**Prompt:** Copy out all the entries exactly.

(Extracted data entries)
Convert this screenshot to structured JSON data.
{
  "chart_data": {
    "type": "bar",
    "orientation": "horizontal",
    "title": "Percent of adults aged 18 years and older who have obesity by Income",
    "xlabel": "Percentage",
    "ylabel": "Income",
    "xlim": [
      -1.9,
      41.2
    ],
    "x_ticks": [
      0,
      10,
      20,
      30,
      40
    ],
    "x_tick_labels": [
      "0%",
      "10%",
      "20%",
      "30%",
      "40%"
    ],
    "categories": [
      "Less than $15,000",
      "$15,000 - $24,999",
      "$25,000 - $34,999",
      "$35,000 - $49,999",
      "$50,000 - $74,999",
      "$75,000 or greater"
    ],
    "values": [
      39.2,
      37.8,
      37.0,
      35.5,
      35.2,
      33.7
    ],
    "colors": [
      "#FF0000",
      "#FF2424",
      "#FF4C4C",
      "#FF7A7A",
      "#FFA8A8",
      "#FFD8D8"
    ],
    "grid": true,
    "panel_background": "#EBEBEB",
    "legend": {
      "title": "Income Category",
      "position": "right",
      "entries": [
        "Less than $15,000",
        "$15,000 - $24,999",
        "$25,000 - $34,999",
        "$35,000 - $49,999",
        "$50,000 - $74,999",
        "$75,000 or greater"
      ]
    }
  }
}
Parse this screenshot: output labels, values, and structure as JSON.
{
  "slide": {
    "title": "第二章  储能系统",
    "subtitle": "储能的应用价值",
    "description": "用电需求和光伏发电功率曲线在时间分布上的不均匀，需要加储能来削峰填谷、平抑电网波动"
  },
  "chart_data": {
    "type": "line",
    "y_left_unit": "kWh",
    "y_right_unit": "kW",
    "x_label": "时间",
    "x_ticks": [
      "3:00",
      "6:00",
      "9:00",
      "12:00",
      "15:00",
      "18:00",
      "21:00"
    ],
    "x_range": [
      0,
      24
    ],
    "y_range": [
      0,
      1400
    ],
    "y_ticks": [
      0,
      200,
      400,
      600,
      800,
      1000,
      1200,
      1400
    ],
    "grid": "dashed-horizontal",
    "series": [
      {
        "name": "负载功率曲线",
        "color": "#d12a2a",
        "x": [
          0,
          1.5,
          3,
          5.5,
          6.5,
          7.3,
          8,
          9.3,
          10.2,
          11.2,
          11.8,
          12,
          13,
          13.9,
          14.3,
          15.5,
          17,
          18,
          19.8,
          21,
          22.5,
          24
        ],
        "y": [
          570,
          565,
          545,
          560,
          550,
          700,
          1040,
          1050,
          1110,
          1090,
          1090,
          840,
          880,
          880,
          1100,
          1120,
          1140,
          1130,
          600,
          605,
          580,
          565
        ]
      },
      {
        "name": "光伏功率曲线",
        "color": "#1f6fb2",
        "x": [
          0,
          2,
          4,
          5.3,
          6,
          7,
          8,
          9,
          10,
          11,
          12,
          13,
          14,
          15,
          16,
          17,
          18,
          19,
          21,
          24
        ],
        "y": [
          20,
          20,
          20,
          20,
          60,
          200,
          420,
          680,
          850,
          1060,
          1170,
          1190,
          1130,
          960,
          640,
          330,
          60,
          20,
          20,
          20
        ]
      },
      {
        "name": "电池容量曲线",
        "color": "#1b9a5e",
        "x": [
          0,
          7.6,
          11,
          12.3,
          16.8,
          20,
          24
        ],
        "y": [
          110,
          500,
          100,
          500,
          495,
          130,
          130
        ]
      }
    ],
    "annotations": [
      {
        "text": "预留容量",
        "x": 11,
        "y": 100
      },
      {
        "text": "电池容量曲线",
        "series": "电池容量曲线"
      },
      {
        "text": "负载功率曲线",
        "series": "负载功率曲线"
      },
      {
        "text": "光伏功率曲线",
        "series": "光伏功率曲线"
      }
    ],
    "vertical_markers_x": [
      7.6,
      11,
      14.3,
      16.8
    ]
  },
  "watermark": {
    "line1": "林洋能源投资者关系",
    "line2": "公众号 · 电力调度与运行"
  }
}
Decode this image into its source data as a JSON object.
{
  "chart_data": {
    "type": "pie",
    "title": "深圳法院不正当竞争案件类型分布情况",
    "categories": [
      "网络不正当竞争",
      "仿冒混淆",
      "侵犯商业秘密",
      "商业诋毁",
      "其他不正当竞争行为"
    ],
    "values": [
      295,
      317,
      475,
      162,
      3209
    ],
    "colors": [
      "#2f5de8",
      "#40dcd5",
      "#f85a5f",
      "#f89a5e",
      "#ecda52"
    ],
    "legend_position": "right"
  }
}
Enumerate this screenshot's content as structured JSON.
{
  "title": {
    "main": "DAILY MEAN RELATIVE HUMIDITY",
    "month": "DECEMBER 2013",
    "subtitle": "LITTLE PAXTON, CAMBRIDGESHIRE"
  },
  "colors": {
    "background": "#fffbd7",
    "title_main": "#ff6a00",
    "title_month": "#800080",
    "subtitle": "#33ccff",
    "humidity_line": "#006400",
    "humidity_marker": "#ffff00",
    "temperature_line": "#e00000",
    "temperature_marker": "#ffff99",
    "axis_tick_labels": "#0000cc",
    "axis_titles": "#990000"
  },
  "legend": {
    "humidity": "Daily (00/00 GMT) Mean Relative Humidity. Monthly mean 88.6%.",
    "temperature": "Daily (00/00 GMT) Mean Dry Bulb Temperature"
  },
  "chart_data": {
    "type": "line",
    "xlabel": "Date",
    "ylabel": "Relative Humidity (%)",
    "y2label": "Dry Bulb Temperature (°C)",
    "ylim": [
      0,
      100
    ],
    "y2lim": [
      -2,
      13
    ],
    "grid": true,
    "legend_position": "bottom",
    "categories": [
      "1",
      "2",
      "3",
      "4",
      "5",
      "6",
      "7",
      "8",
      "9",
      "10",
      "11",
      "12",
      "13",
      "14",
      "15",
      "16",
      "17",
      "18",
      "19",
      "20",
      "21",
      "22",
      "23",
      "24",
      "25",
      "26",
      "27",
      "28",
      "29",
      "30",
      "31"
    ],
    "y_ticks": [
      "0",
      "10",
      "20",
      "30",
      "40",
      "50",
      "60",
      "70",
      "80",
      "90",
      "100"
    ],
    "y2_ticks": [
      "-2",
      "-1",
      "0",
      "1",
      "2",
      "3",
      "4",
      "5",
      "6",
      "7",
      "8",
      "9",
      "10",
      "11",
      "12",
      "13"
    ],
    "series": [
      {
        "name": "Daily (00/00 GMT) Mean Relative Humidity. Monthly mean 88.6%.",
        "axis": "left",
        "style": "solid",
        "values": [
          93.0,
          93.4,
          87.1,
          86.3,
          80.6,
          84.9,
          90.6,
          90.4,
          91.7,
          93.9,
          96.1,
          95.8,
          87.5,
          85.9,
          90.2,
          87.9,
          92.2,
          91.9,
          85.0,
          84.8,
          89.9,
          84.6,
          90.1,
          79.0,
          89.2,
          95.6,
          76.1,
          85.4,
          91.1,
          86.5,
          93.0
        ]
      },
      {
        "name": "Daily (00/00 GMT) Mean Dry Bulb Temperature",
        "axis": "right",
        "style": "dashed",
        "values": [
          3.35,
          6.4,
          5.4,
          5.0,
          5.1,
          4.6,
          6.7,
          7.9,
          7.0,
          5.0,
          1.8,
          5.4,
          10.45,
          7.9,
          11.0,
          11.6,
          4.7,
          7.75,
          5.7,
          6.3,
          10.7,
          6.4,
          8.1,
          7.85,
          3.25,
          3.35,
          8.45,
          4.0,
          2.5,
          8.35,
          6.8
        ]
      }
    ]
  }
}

**Exercise response:**
Convert this screenshot to structured JSON data.
{
  "chart_data": {
    "type": "bar",
    "orientation": "horizontal",
    "title": "Percent of adults aged 18 years and older who have obesity by Income",
    "xlabel": "Percentage",
    "ylabel": "Income",
    "xlim": [
      -1.9,
      41.2
    ],
    "x_ticks": [
      0,
      10,
      20,
      30,
      40
    ],
    "x_tick_labels": [
      "0%",
      "10%",
      "20%",
      "30%",
      "40%"
    ],
    "categories": [
      "Less than $15,000",
      "$15,000 - $24,999",
      "$25,000 - $34,999",
      "$35,000 - $49,999",
      "$50,000 - $74,999",
      "$75,000 or greater"
    ],
    "values": [
      39.2,
      37.8,
      37.0,
      35.5,
      35.2,
      33.7
    ],
    "colors": [
      "#FF0000",
      "#FF2424",
      "#FF4C4C",
      "#FF7A7A",
      "#FFA8A8",
      "#FFD8D8"
    ],
    "grid": true,
    "panel_background": "#EBEBEB",
    "legend": {
      "title": "Income Category",
      "position": "right",
      "entries": [
        "Less than $15,000",
        "$15,000 - $24,999",
        "$25,000 - $34,999",
        "$35,000 - $49,999",
        "$50,000 - $74,999",
        "$75,000 or greater"
      ]
    }
  }
}
Parse this screenshot: output labels, values, and structure as JSON.
{
  "slide": {
    "title": "第二章  储能系统",
    "subtitle": "储能的应用价值",
    "description": "用电需求和光伏发电功率曲线在时间分布上的不均匀，需要加储能来削峰填谷、平抑电网波动"
  },
  "chart_data": {
    "type": "line",
    "y_left_unit": "kWh",
    "y_right_unit": "kW",
    "x_label": "时间",
    "x_ticks": [
      "3:00",
      "6:00",
      "9:00",
      "12:00",
      "15:00",
      "18:00",
      "21:00"
    ],
    "x_range": [
      0,
      24
    ],
    "y_range": [
      0,
      1400
    ],
    "y_ticks": [
      0,
      200,
      400,
      600,
      800,
      1000,
      1200,
      1400
    ],
    "grid": "dashed-horizontal",
    "series": [
      {
        "name": "负载功率曲线",
        "color": "#d12a2a",
        "x": [
          0,
          1.5,
          3,
          5.5,
          6.5,
          7.3,
          8,
          9.3,
          10.2,
          11.2,
          11.8,
          12,
          13,
          13.9,
          14.3,
          15.5,
          17,
          18,
          19.8,
          21,
          22.5,
          24
        ],
        "y": [
          570,
          565,
          545,
          560,
          550,
          700,
          1040,
          1050,
          1110,
          1090,
          1090,
          840,
          880,
          880,
          1100,
          1120,
          1140,
          1130,
          600,
          605,
          580,
          565
        ]
      },
      {
        "name": "光伏功率曲线",
        "color": "#1f6fb2",
        "x": [
          0,
          2,
          4,
          5.3,
          6,
          7,
          8,
          9,
          10,
          11,
          12,
          13,
          14,
          15,
          16,
          17,
          18,
          19,
          21,
          24
        ],
        "y": [
          20,
          20,
          20,
          20,
          60,
          200,
          420,
          680,
          850,
          1060,
          1170,
          1190,
          1130,
          960,
          640,
          330,
          60,
          20,
          20,
          20
        ]
      },
      {
        "name": "电池容量曲线",
        "color": "#1b9a5e",
        "x": [
          0,
          7.6,
          11,
          12.3,
          16.8,
          20,
          24
        ],
        "y": [
          110,
          500,
          100,
          500,
          495,
          130,
          130
        ]
      }
    ],
    "annotations": [
      {
        "text": "预留容量",
        "x": 11,
        "y": 100
      },
      {
        "text": "电池容量曲线",
        "series": "电池容量曲线"
      },
      {
        "text": "负载功率曲线",
        "series": "负载功率曲线"
      },
      {
        "text": "光伏功率曲线",
        "series": "光伏功率曲线"
      }
    ],
    "vertical_markers_x": [
      7.6,
      11,
      14.3,
      16.8
    ]
  },
  "watermark": {
    "line1": "林洋能源投资者关系",
    "line2": "公众号 · 电力调度与运行"
  }
}
Decode this image into its source data as a JSON object.
{
  "chart_data": {
    "type": "pie",
    "title": "深圳法院不正当竞争案件类型分布情况",
    "categories": [
      "网络不正当竞争",
      "仿冒混淆",
      "侵犯商业秘密",
      "商业诋毁",
      "其他不正当竞争行为"
    ],
    "values": [
      295,
      317,
      475,
      162,
      3209
    ],
    "colors": [
      "#2f5de8",
      "#40dcd5",
      "#f85a5f",
      "#f89a5e",
      "#ecda52"
    ],
    "legend_position": "right"
  }
}
Enumerate this screenshot's content as structured JSON.
{
  "title": {
    "main": "DAILY MEAN RELATIVE HUMIDITY",
    "month": "DECEMBER 2013",
    "subtitle": "LITTLE PAXTON, CAMBRIDGESHIRE"
  },
  "colors": {
    "background": "#fffbd7",
    "title_main": "#ff6a00",
    "title_month": "#800080",
    "subtitle": "#33ccff",
    "humidity_line": "#006400",
    "humidity_marker": "#ffff00",
    "temperature_line": "#e00000",
    "temperature_marker": "#ffff99",
    "axis_tick_labels": "#0000cc",
    "axis_titles": "#990000"
  },
  "legend": {
    "humidity": "Daily (00/00 GMT) Mean Relative Humidity. Monthly mean 88.6%.",
    "temperature": "Daily (00/00 GMT) Mean Dry Bulb Temperature"
  },
  "chart_data": {
    "type": "line",
    "xlabel": "Date",
    "ylabel": "Relative Humidity (%)",
    "y2label": "Dry Bulb Temperature (°C)",
    "ylim": [
      0,
      100
    ],
    "y2lim": [
      -2,
      13
    ],
    "grid": true,
    "legend_position": "bottom",
    "categories": [
      "1",
      "2",
      "3",
      "4",
      "5",
      "6",
      "7",
      "8",
      "9",
      "10",
      "11",
      "12",
      "13",
      "14",
      "15",
      "16",
      "17",
      "18",
      "19",
      "20",
      "21",
      "22",
      "23",
      "24",
      "25",
      "26",
      "27",
      "28",
      "29",
      "30",
      "31"
    ],
    "y_ticks": [
      "0",
      "10",
      "20",
      "30",
      "40",
      "50",
      "60",
      "70",
      "80",
      "90",
      "100"
    ],
    "y2_ticks": [
      "-2",
      "-1",
      "0",
      "1",
      "2",
      "3",
      "4",
      "5",
      "6",
      "7",
      "8",
      "9",
      "10",
      "11",
      "12",
      "13"
    ],
    "series": [
      {
        "name": "Daily (00/00 GMT) Mean Relative Humidity. Monthly mean 88.6%.",
        "axis": "left",
        "style": "solid",
        "values": [
          93.0,
          93.4,
          87.1,
          86.3,
          80.6,
          84.9,
          90.6,
          90.4,
          91.7,
          93.9,
          96.1,
          95.8,
          87.5,
          85.9,
          90.2,
          87.9,
          92.2,
          91.9,
          85.0,
          84.8,
          89.9,
          84.6,
          90.1,
          79.0,
          89.2,
          95.6,
          76.1,
          85.4,
          91.1,
          86.5,
          93.0
        ]
      },
      {
        "name": "Daily (00/00 GMT) Mean Dry Bulb Temperature",
        "axis": "right",
        "style": "dashed",
        "values": [
          3.35,
          6.4,
          5.4,
          5.0,
          5.1,
          4.6,
          6.7,
          7.9,
          7.0,
          5.0,
          1.8,
          5.4,
          10.45,
          7.9,
          11.0,
          11.6,
          4.7,
          7.75,
          5.7,
          6.3,
          10.7,
          6.4,
          8.1,
          7.85,
          3.25,
          3.35,
          8.45,
          4.0,
          2.5,
          8.35,
          6.8
        ]
      }
    ]
  }
}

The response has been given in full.